Please report every line from the material that contains the word "more".

==================================================

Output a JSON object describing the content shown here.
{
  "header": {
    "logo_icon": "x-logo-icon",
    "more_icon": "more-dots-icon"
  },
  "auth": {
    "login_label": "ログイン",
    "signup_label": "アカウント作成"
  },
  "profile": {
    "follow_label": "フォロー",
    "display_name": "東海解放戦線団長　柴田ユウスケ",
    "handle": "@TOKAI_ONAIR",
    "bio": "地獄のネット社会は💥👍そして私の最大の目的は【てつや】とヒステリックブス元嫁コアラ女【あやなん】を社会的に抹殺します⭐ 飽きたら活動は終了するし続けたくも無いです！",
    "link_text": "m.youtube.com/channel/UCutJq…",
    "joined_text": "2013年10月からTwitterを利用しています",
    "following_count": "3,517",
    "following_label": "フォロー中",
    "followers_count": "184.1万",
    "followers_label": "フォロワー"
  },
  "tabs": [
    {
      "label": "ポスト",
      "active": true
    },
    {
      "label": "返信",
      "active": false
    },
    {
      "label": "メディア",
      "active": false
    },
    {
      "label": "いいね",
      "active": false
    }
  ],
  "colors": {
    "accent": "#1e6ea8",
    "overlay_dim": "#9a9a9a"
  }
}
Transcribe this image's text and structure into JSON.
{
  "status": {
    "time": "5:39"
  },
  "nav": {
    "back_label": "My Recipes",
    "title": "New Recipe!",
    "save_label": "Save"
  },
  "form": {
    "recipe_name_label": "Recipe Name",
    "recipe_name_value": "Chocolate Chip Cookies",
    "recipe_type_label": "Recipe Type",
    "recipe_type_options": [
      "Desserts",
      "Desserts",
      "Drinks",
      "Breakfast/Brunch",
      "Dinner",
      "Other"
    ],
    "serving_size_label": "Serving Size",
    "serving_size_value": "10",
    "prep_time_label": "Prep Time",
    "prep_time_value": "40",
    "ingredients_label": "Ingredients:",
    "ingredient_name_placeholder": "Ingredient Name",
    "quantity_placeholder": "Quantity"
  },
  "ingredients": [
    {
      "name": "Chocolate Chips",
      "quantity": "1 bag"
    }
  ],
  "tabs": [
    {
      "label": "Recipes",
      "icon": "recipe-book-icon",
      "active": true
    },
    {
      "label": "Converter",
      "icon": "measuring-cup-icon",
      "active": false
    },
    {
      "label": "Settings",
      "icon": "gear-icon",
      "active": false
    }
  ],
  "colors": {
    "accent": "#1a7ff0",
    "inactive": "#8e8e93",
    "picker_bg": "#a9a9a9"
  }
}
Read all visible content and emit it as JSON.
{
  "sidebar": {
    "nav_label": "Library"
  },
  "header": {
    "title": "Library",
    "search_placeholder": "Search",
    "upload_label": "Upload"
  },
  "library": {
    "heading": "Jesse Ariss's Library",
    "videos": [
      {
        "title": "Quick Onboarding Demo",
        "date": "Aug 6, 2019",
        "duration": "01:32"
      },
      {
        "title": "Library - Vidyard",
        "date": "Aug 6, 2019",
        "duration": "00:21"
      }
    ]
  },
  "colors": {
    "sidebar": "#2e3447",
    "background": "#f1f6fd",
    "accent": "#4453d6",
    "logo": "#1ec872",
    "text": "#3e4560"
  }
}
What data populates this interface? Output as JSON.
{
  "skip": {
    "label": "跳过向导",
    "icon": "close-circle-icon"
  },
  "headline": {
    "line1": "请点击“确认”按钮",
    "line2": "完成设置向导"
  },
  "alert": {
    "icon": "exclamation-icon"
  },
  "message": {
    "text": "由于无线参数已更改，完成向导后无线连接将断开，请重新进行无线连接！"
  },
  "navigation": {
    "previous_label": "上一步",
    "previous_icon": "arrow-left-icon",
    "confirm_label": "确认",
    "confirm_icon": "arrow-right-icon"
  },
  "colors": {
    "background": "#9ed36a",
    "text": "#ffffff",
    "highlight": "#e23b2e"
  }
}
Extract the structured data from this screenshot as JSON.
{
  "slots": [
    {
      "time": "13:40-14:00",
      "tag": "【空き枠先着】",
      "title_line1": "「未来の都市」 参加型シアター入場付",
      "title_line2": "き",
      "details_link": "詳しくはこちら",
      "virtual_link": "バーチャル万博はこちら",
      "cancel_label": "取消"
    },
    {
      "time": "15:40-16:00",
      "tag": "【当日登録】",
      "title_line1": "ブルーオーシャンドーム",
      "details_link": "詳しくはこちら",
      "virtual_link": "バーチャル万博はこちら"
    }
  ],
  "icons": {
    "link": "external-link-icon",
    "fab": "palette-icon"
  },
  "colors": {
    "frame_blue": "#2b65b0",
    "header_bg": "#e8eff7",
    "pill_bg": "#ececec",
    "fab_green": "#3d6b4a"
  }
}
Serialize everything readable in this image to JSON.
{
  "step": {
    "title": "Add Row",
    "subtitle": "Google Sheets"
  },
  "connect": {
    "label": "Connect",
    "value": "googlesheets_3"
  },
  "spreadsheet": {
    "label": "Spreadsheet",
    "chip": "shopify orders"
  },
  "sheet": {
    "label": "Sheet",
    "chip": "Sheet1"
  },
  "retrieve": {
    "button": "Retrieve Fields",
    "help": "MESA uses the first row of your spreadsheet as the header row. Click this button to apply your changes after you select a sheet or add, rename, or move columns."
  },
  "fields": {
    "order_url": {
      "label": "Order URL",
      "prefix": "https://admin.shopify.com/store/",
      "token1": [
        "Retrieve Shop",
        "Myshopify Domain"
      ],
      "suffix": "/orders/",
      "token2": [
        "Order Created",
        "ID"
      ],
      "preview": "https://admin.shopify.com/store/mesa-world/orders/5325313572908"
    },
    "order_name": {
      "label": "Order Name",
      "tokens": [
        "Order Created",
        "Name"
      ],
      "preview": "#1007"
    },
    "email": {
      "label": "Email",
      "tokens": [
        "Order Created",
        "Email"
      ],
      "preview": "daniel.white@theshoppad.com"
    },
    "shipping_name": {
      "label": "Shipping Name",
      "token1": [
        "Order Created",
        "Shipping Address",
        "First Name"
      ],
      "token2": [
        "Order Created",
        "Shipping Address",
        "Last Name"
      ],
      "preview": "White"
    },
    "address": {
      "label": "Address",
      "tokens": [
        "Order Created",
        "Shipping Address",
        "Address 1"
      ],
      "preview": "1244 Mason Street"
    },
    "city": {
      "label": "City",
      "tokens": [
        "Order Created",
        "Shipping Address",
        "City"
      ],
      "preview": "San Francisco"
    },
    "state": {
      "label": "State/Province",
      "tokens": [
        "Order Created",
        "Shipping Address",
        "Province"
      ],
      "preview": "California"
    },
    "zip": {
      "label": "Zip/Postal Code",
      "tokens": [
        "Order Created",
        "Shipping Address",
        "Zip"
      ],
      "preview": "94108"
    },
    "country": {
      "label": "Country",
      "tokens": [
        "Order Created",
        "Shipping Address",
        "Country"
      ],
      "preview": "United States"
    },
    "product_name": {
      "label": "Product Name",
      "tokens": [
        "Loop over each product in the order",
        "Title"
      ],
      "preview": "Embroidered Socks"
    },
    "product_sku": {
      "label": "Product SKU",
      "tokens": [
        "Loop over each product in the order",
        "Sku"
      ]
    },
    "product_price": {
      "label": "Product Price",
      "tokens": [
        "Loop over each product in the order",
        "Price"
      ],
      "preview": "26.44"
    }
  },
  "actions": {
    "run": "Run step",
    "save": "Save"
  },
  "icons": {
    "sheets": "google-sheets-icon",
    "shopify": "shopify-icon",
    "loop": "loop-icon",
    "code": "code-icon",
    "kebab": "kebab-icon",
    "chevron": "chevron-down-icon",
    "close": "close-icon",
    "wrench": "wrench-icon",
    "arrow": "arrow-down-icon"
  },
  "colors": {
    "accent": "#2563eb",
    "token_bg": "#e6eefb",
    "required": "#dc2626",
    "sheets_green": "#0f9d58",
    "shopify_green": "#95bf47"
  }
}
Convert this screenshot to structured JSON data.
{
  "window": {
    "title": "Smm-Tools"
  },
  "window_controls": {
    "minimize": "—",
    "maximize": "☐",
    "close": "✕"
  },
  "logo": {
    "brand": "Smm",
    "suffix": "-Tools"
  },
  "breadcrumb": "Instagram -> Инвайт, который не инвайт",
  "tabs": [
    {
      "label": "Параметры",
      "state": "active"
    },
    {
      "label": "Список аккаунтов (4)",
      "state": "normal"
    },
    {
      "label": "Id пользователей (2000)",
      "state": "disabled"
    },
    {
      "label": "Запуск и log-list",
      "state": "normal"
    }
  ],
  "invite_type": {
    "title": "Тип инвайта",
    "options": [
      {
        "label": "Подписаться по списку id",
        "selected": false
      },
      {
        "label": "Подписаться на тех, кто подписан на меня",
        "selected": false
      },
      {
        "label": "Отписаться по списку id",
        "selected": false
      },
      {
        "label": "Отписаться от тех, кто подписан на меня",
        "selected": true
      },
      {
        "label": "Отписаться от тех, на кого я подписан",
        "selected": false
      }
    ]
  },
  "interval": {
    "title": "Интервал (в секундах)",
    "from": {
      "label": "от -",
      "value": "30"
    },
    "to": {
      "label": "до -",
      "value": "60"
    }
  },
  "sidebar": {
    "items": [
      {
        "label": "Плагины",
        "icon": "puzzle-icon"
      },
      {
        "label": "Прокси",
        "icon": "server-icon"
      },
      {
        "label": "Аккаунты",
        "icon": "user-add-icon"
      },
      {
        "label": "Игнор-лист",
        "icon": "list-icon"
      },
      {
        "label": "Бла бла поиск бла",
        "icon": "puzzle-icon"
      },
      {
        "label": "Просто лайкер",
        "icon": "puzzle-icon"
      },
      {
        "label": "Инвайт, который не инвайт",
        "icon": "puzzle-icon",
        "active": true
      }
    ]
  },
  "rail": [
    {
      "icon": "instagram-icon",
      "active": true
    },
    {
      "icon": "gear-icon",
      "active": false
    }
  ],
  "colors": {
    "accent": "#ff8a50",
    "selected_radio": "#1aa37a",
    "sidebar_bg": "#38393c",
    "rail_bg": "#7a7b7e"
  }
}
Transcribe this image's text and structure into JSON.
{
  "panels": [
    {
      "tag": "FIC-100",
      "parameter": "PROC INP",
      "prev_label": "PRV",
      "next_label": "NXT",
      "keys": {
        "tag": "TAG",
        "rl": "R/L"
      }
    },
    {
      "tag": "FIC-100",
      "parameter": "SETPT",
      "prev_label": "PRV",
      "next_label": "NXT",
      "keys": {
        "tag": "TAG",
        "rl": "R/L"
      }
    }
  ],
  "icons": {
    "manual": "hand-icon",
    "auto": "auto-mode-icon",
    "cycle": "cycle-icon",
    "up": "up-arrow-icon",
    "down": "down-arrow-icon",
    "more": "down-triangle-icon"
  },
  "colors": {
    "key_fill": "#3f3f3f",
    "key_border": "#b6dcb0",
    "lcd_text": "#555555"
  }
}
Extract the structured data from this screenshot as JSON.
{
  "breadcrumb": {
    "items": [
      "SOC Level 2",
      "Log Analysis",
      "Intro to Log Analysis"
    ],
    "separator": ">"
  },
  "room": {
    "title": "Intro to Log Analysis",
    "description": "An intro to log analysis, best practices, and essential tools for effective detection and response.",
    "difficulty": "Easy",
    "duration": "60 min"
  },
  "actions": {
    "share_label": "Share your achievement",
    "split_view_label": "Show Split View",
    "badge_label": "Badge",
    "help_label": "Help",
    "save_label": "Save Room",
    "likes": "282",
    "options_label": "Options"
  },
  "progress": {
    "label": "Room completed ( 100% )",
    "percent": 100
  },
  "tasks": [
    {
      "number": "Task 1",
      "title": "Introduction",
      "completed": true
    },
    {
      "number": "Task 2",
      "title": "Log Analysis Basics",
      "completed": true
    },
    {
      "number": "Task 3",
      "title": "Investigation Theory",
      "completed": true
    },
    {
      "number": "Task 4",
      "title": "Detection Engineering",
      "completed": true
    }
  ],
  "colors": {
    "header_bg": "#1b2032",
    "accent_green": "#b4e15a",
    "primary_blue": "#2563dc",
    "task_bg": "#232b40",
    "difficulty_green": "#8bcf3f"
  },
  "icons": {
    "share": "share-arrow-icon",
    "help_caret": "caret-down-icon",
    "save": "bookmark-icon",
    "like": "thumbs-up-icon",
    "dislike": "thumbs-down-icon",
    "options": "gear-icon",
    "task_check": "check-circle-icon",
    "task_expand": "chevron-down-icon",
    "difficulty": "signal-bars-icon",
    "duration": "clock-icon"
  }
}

==================================================

**WRITTEN RESPONSE:**
    "more_icon": "more-dots-icon"
    "more": "down-triangle-icon"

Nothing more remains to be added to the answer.